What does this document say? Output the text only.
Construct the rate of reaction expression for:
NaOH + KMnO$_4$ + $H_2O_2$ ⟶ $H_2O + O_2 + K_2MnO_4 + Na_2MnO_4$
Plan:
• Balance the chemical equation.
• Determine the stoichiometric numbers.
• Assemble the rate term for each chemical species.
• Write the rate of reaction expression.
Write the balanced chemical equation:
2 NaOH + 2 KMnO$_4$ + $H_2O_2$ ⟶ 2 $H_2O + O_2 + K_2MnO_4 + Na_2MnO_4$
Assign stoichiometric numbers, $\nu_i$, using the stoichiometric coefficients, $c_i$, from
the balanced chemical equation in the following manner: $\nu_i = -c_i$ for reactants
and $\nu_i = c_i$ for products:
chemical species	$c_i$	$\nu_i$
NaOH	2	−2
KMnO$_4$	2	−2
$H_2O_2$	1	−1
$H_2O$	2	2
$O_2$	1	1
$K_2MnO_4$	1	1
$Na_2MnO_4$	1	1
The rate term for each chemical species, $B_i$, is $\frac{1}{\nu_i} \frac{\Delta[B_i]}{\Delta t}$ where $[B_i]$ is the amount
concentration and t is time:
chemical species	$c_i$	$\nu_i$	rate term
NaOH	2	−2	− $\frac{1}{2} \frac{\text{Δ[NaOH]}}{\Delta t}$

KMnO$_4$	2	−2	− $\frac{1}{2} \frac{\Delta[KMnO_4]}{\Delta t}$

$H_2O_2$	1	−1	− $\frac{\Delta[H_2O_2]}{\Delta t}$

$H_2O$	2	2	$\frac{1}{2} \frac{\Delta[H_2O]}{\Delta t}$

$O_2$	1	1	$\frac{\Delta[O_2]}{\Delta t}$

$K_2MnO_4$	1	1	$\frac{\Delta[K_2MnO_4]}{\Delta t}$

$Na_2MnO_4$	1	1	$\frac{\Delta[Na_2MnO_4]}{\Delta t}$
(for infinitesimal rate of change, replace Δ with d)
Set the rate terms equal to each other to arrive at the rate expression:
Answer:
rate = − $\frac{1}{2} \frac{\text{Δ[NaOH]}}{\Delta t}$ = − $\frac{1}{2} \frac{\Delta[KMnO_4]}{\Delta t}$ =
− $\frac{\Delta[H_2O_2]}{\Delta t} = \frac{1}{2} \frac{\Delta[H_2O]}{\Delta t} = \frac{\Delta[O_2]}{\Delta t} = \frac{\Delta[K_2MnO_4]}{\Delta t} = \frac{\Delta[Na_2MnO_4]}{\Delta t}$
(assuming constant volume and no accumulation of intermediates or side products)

**********

• WRITTEN INSTRUCTION
Please reproduce each line exactly as written.

• OUTPUT FOR THIS EXERCISE
What does this document say? Output the text only.
Construct the rate of reaction expression for:
NaOH + KMnO$_4$ + $H_2O_2$ ⟶ $H_2O + O_2 + K_2MnO_4 + Na_2MnO_4$
Plan:
• Balance the chemical equation.
• Determine the stoichiometric numbers.
• Assemble the rate term for each chemical species.
• Write the rate of reaction expression.
Write the balanced chemical equation:
2 NaOH + 2 KMnO$_4$ + $H_2O_2$ ⟶ 2 $H_2O + O_2 + K_2MnO_4 + Na_2MnO_4$
Assign stoichiometric numbers, $\nu_i$, using the stoichiometric coefficients, $c_i$, from
the balanced chemical equation in the following manner: $\nu_i = -c_i$ for reactants
and $\nu_i = c_i$ for products:
chemical species	$c_i$	$\nu_i$
NaOH	2	−2
KMnO$_4$	2	−2
$H_2O_2$	1	−1
$H_2O$	2	2
$O_2$	1	1
$K_2MnO_4$	1	1
$Na_2MnO_4$	1	1
The rate term for each chemical species, $B_i$, is $\frac{1}{\nu_i} \frac{\Delta[B_i]}{\Delta t}$ where $[B_i]$ is the amount
concentration and t is time:
chemical species	$c_i$	$\nu_i$	rate term
NaOH	2	−2	− $\frac{1}{2} \frac{\text{Δ[NaOH]}}{\Delta t}$

KMnO$_4$	2	−2	− $\frac{1}{2} \frac{\Delta[KMnO_4]}{\Delta t}$

$H_2O_2$	1	−1	− $\frac{\Delta[H_2O_2]}{\Delta t}$

$H_2O$	2	2	$\frac{1}{2} \frac{\Delta[H_2O]}{\Delta t}$

$O_2$	1	1	$\frac{\Delta[O_2]}{\Delta t}$

$K_2MnO_4$	1	1	$\frac{\Delta[K_2MnO_4]}{\Delta t}$

$Na_2MnO_4$	1	1	$\frac{\Delta[Na_2MnO_4]}{\Delta t}$
(for infinitesimal rate of change, replace Δ with d)
Set the rate terms equal to each other to arrive at the rate expression:
Answer:
rate = − $\frac{1}{2} \frac{\text{Δ[NaOH]}}{\Delta t}$ = − $\frac{1}{2} \frac{\Delta[KMnO_4]}{\Delta t}$ =
− $\frac{\Delta[H_2O_2]}{\Delta t} = \frac{1}{2} \frac{\Delta[H_2O]}{\Delta t} = \frac{\Delta[O_2]}{\Delta t} = \frac{\Delta[K_2MnO_4]}{\Delta t} = \frac{\Delta[Na_2MnO_4]}{\Delta t}$
(assuming constant volume and no accumulation of intermediates or side products)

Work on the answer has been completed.